[Dataset items]
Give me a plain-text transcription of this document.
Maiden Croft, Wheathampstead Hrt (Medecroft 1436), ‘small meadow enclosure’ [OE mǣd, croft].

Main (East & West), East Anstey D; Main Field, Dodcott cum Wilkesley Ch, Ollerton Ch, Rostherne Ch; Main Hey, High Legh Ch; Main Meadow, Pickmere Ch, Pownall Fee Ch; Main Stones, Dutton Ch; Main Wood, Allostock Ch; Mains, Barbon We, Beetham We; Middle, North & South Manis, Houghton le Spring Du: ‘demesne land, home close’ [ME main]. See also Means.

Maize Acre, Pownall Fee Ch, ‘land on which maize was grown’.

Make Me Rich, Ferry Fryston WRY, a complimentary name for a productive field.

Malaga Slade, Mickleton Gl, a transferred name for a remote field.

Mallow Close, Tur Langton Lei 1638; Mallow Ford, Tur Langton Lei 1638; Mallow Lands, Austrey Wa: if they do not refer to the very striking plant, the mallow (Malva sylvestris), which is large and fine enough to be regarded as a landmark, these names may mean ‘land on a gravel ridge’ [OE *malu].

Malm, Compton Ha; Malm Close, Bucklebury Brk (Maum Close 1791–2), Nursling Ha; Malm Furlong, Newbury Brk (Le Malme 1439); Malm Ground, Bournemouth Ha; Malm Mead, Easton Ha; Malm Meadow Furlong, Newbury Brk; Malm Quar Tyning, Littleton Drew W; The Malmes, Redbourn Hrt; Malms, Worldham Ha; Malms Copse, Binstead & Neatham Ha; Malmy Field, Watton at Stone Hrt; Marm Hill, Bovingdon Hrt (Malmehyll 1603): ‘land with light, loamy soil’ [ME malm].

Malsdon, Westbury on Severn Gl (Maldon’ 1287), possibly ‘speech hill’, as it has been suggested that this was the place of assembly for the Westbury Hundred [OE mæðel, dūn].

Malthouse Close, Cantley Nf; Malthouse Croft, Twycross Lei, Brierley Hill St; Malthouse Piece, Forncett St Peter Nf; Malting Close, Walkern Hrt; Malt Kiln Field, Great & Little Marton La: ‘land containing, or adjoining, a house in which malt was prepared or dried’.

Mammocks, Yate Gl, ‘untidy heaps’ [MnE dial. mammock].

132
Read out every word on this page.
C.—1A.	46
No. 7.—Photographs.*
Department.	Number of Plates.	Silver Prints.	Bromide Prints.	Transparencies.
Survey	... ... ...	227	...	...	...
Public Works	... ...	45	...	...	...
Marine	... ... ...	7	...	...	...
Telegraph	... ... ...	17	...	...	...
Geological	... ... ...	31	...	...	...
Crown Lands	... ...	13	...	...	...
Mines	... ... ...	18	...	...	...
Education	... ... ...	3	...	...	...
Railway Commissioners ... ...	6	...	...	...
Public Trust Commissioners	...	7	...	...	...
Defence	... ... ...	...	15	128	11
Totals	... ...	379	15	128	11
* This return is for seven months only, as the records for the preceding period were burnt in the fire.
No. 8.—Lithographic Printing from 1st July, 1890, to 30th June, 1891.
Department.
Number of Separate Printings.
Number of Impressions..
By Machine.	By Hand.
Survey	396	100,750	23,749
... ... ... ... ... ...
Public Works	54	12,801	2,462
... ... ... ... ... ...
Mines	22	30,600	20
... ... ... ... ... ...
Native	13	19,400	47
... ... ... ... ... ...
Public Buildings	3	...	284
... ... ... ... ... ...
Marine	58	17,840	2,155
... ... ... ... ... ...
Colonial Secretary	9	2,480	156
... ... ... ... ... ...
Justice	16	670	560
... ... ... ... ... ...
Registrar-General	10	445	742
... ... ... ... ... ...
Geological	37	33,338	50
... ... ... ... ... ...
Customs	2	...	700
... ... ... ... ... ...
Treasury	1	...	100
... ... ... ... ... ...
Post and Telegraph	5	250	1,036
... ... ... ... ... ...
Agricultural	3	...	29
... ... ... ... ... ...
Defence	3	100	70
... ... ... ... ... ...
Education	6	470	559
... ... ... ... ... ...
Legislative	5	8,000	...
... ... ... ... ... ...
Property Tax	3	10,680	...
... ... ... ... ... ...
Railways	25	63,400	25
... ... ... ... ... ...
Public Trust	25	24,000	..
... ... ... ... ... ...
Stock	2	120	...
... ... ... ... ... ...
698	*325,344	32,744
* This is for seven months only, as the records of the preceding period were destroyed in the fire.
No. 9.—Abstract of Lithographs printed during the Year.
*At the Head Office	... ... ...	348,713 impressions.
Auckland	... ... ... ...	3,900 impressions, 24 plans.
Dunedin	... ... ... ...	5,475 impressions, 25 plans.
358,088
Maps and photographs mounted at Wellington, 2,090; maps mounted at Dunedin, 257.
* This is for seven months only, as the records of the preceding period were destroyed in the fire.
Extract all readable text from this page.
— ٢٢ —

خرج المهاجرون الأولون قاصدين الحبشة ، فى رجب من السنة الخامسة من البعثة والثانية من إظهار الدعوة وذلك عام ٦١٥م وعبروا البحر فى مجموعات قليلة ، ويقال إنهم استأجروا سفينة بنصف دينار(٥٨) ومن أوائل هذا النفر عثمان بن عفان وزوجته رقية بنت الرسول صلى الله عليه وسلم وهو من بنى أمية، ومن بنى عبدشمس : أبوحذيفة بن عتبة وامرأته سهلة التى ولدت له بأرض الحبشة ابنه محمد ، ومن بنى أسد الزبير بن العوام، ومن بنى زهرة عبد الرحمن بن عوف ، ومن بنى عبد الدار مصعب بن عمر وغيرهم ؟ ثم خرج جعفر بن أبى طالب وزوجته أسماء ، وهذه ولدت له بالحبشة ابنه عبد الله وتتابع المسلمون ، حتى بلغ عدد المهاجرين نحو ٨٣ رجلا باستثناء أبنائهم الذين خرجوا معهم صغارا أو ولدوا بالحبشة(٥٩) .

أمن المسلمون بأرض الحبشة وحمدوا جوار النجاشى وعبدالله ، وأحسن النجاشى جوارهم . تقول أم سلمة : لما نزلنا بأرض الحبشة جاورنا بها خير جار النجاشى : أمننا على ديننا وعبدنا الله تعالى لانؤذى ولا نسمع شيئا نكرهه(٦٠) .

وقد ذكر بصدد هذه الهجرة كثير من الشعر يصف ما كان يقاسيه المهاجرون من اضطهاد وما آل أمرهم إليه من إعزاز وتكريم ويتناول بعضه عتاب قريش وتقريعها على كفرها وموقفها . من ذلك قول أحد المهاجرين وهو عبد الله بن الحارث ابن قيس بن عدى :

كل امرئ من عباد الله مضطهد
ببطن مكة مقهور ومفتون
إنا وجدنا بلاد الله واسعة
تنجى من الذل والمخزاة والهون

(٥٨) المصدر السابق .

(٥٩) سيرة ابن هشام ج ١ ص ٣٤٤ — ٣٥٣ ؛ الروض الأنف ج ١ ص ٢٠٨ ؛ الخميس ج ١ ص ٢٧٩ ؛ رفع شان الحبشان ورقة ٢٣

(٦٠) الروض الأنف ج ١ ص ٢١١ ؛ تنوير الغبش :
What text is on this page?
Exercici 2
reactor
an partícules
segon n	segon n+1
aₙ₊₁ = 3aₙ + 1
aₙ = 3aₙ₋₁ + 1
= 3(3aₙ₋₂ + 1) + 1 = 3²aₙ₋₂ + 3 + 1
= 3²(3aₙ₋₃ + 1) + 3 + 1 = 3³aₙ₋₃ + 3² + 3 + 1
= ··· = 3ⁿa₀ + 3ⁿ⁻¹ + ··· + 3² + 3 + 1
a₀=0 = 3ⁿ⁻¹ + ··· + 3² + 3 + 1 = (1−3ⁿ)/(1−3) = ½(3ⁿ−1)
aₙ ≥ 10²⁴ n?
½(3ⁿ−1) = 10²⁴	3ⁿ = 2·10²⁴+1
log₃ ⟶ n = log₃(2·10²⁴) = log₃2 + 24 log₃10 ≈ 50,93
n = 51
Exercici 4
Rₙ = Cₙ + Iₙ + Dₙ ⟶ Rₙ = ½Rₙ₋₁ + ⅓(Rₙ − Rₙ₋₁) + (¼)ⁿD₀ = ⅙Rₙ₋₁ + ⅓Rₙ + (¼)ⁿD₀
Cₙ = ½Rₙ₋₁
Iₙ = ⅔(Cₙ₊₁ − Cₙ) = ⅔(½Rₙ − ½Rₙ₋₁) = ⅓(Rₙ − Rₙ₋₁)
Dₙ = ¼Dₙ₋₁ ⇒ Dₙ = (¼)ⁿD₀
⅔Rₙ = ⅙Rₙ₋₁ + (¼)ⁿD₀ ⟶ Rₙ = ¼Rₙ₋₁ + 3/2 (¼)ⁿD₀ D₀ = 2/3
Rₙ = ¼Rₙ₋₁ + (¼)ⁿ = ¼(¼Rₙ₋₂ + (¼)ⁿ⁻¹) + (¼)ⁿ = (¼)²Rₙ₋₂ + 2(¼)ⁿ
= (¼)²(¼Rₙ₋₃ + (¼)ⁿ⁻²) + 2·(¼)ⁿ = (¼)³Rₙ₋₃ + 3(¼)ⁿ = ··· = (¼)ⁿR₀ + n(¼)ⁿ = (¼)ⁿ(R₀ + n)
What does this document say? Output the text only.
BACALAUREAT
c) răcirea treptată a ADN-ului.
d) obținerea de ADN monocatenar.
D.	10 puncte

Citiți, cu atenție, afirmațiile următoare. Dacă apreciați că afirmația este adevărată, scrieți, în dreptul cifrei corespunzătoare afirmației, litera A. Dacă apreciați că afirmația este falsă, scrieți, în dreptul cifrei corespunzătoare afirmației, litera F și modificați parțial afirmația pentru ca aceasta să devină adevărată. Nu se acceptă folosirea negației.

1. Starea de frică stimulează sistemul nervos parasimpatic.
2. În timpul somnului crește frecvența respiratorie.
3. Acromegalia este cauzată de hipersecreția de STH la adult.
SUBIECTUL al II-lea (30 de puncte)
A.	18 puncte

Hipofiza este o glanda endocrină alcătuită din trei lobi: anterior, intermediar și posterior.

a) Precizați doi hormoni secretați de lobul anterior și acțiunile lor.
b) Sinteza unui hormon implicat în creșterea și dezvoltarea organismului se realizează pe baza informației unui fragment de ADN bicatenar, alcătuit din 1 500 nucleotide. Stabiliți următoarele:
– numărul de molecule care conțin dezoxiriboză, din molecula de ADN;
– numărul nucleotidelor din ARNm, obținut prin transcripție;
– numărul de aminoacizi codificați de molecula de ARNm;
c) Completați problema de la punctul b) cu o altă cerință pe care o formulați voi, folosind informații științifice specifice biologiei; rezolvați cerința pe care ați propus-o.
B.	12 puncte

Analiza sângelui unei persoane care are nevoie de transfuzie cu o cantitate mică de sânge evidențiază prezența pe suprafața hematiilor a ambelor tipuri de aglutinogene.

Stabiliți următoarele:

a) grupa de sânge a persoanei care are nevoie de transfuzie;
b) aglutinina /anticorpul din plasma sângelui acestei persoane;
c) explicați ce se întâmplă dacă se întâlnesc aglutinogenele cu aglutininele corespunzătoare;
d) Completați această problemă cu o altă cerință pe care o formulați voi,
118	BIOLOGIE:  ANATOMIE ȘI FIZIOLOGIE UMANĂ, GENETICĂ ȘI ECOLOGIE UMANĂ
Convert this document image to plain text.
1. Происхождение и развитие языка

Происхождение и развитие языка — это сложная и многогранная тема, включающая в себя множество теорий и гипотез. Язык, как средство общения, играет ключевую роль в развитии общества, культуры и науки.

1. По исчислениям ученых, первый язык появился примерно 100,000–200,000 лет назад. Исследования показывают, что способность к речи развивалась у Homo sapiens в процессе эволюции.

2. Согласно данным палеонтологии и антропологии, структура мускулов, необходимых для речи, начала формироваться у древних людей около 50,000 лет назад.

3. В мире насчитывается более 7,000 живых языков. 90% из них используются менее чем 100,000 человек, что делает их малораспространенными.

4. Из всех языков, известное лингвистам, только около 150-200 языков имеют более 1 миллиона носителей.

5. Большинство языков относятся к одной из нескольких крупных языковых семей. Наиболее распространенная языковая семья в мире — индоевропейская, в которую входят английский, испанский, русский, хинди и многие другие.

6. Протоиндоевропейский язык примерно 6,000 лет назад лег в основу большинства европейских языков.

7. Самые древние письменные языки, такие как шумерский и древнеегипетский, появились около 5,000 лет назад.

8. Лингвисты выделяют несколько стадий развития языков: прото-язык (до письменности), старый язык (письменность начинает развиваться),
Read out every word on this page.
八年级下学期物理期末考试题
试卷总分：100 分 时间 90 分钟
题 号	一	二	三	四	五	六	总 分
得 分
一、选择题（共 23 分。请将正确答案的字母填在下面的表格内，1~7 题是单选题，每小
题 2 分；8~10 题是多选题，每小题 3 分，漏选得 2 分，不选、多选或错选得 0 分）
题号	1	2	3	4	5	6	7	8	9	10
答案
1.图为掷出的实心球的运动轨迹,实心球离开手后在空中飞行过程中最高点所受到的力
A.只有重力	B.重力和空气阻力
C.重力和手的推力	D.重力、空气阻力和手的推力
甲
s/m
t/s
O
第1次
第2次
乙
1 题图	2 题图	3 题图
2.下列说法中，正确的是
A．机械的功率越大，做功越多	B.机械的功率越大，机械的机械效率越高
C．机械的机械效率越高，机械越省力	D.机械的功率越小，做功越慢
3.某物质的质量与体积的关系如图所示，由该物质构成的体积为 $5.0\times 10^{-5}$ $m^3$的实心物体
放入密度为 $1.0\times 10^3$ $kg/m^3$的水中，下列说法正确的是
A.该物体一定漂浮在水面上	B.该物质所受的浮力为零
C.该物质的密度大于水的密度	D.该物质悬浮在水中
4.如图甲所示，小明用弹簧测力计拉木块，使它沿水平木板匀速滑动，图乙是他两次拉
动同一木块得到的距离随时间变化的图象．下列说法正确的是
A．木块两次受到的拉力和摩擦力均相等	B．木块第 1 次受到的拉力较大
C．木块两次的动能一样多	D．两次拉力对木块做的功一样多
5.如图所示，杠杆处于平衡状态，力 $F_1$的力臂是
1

**DIRECTIVE**. Scan the entries above for the word "transfuzie" and collect each line holding it.

**RIGHT ANSWER**.
Analiza sângelui unei persoane care are nevoie de transfuzie cu o cantitate mică de sânge evidențiază prezența pe suprafața hematiilor a ambelor tipuri de aglutinogene.
a) grupa de sânge a persoanei care are nevoie de transfuzie;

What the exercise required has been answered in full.